Dataset records:
◇ ◇ ◇ ◇ ◇ ◇ ◇
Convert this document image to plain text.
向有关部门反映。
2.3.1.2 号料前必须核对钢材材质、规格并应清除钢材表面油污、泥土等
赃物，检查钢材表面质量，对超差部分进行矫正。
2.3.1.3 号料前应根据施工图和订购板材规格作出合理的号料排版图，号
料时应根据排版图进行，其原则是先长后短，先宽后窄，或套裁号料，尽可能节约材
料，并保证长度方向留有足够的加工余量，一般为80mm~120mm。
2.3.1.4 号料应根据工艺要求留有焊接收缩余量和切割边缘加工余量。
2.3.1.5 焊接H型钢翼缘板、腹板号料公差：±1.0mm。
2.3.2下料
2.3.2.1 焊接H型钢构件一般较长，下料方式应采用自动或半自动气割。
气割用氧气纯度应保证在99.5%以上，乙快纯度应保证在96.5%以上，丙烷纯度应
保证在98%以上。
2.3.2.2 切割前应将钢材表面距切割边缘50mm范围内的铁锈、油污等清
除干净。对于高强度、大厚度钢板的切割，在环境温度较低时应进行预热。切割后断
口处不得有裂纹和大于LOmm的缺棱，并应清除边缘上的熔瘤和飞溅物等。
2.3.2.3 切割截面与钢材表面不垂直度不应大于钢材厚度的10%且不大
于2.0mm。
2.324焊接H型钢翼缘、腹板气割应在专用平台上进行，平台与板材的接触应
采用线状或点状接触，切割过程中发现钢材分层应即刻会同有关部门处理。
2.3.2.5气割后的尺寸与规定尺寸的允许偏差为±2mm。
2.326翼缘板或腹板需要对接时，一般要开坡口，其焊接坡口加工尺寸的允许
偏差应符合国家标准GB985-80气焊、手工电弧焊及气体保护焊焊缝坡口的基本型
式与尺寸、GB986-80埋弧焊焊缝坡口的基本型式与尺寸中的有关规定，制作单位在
◇ ◇ ◇ ◇ ◇ ◇ ◇
Task brief: Print every record above exactly as written.

Answer to this problem:
Convert this document image to plain text.
向有关部门反映。
2.3.1.2 号料前必须核对钢材材质、规格并应清除钢材表面油污、泥土等
赃物，检查钢材表面质量，对超差部分进行矫正。
2.3.1.3 号料前应根据施工图和订购板材规格作出合理的号料排版图，号
料时应根据排版图进行，其原则是先长后短，先宽后窄，或套裁号料，尽可能节约材
料，并保证长度方向留有足够的加工余量，一般为80mm~120mm。
2.3.1.4 号料应根据工艺要求留有焊接收缩余量和切割边缘加工余量。
2.3.1.5 焊接H型钢翼缘板、腹板号料公差：±1.0mm。
2.3.2下料
2.3.2.1 焊接H型钢构件一般较长，下料方式应采用自动或半自动气割。
气割用氧气纯度应保证在99.5%以上，乙快纯度应保证在96.5%以上，丙烷纯度应
保证在98%以上。
2.3.2.2 切割前应将钢材表面距切割边缘50mm范围内的铁锈、油污等清
除干净。对于高强度、大厚度钢板的切割，在环境温度较低时应进行预热。切割后断
口处不得有裂纹和大于LOmm的缺棱，并应清除边缘上的熔瘤和飞溅物等。
2.3.2.3 切割截面与钢材表面不垂直度不应大于钢材厚度的10%且不大
于2.0mm。
2.324焊接H型钢翼缘、腹板气割应在专用平台上进行，平台与板材的接触应
采用线状或点状接触，切割过程中发现钢材分层应即刻会同有关部门处理。
2.3.2.5气割后的尺寸与规定尺寸的允许偏差为±2mm。
2.326翼缘板或腹板需要对接时，一般要开坡口，其焊接坡口加工尺寸的允许
偏差应符合国家标准GB985-80气焊、手工电弧焊及气体保护焊焊缝坡口的基本型
式与尺寸、GB986-80埋弧焊焊缝坡口的基本型式与尺寸中的有关规定，制作单位在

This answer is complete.